- REQUEST: Extract each line from the entries below that has the string "engagement" in it.

- WORKING DATA:
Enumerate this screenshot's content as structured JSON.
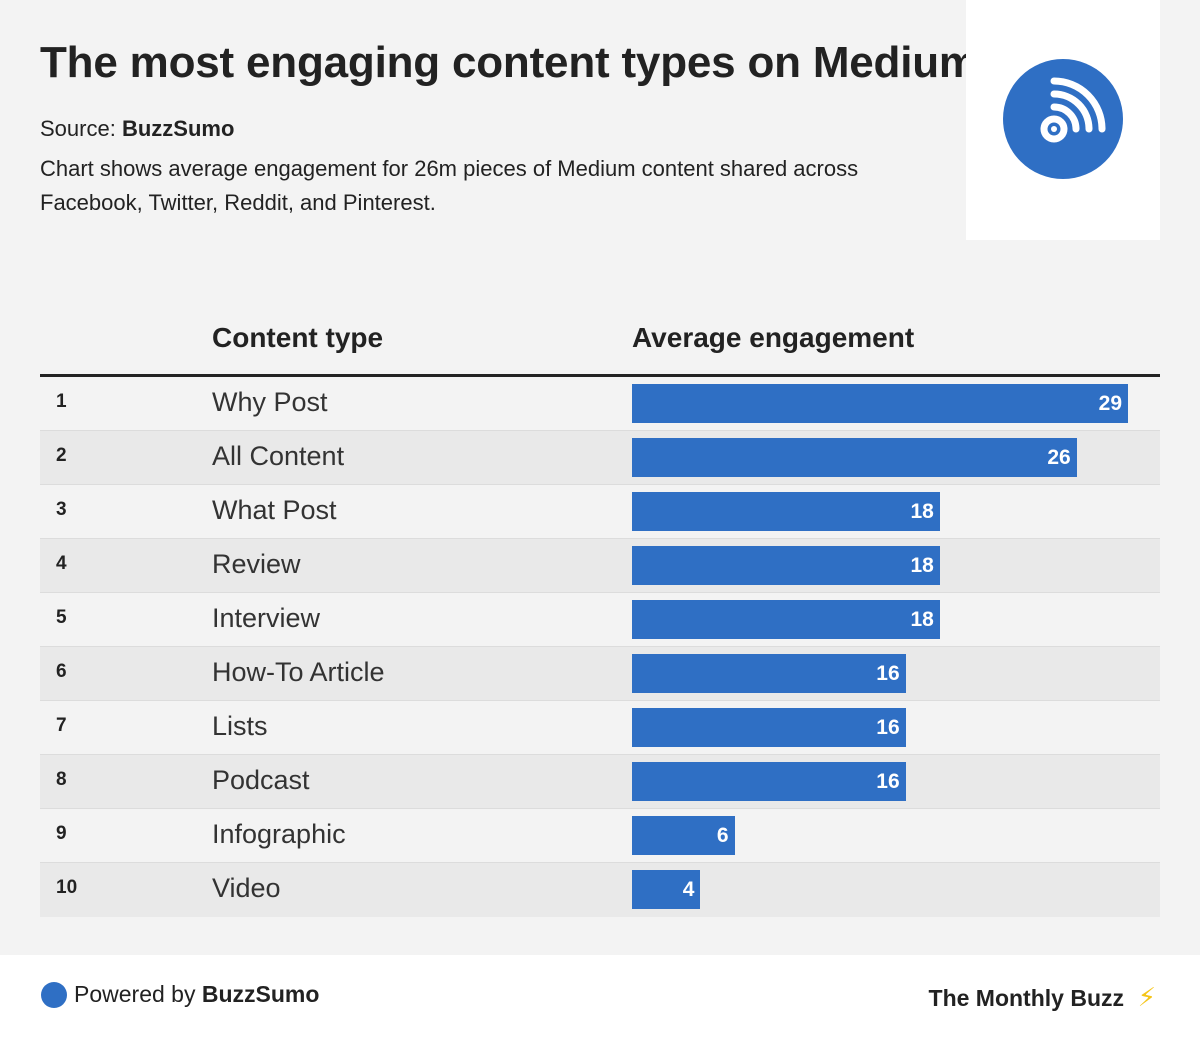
{
  "header": {
    "title": "The most engaging content types on Medium",
    "source_label": "Source:",
    "source_name": "BuzzSumo",
    "subtitle": "Chart shows average engagement for 26m pieces of Medium content shared across Facebook, Twitter, Reddit, and Pinterest.",
    "logo_icon": "rss-feed-icon"
  },
  "columns": {
    "content_type": "Content type",
    "average_engagement": "Average engagement"
  },
  "chart_data": {
    "type": "bar",
    "orientation": "horizontal",
    "categories": [
      "Why Post",
      "All Content",
      "What Post",
      "Review",
      "Interview",
      "How-To Article",
      "Lists",
      "Podcast",
      "Infographic",
      "Video"
    ],
    "ranks": [
      "1",
      "2",
      "3",
      "4",
      "5",
      "6",
      "7",
      "8",
      "9",
      "10"
    ],
    "values": [
      29,
      26,
      18,
      18,
      18,
      16,
      16,
      16,
      6,
      4
    ],
    "xlim": [
      0,
      31
    ],
    "bar_color": "#2f6fc4"
  },
  "footer": {
    "powered_prefix": "Powered by",
    "powered_brand": "BuzzSumo",
    "newsletter": "The Monthly Buzz",
    "bolt_icon": "lightning-bolt-icon"
  },
  "colors": {
    "accent": "#2f6fc4",
    "background": "#f3f3f3",
    "row_alt": "#e9e9e9"
  }
}
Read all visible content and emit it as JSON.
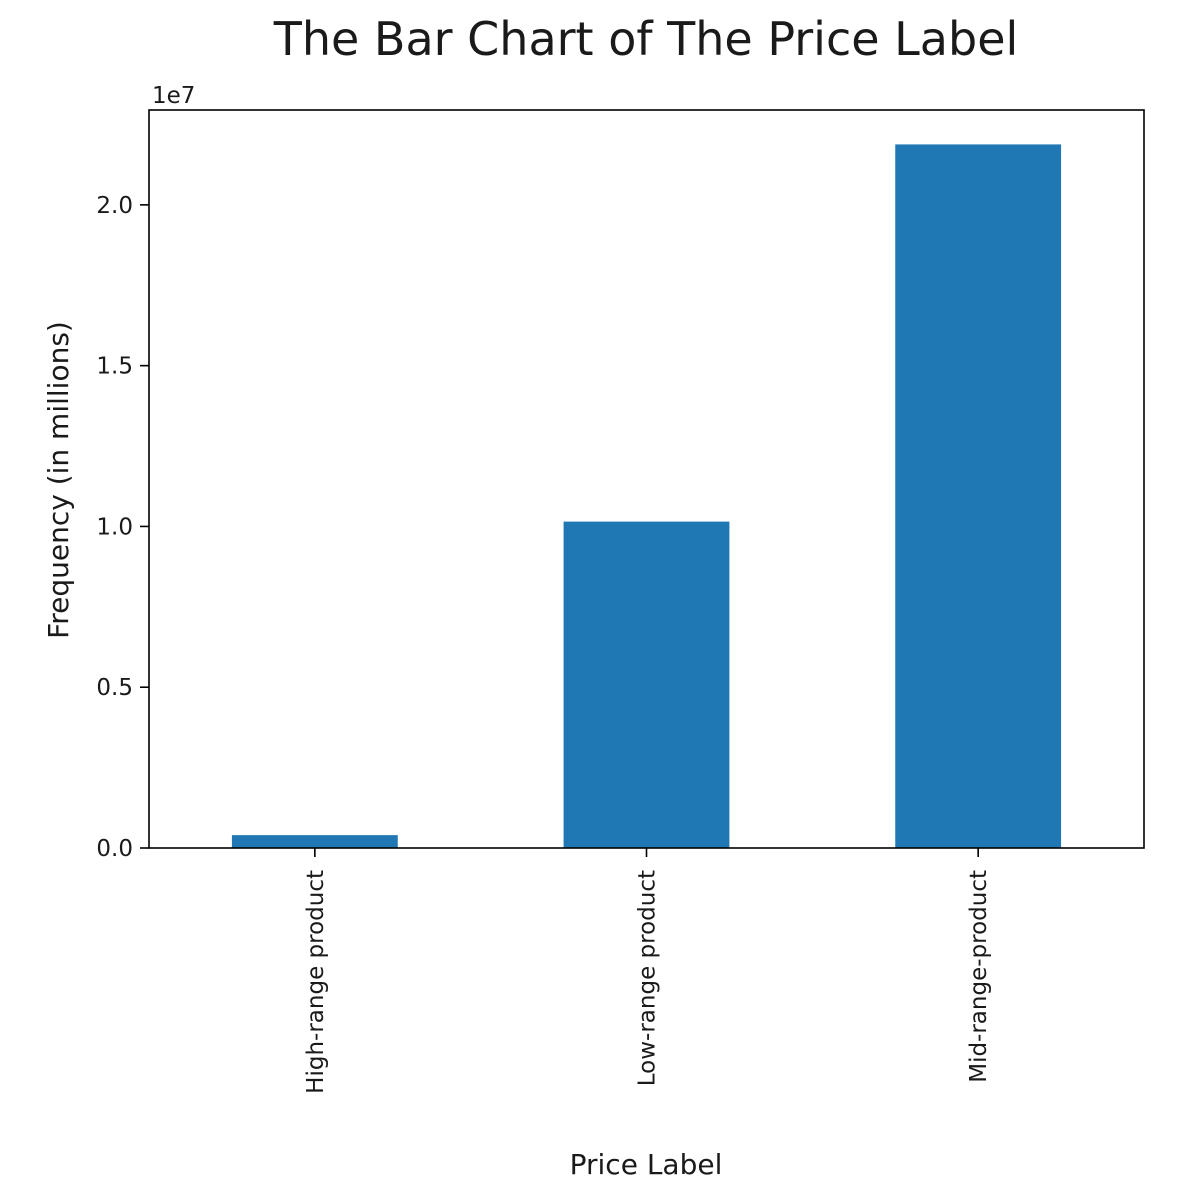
{
  "chart_data": {
    "type": "bar",
    "title": "The Bar Chart of The Price Label",
    "xlabel": "Price Label",
    "ylabel": "Frequency (in millions)",
    "offset_text": "1e7",
    "categories": [
      "High-range product",
      "Low-range product",
      "Mid-range-product"
    ],
    "values": [
      400000,
      10150000,
      21880000
    ],
    "ylim": [
      0,
      22950000
    ],
    "yticks": [
      0,
      5000000,
      10000000,
      15000000,
      20000000
    ],
    "ytick_labels": [
      "0.0",
      "0.5",
      "1.0",
      "1.5",
      "2.0"
    ],
    "bar_color": "#1f77b4",
    "grid": false,
    "legend": "none"
  }
}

- EXERCISE OUTPUT:
    "subtitle": "Chart shows average engagement for 26m pieces of Medium content shared across Facebook, Twitter, Reddit, and Pinterest.",
    "average_engagement": "Average engagement"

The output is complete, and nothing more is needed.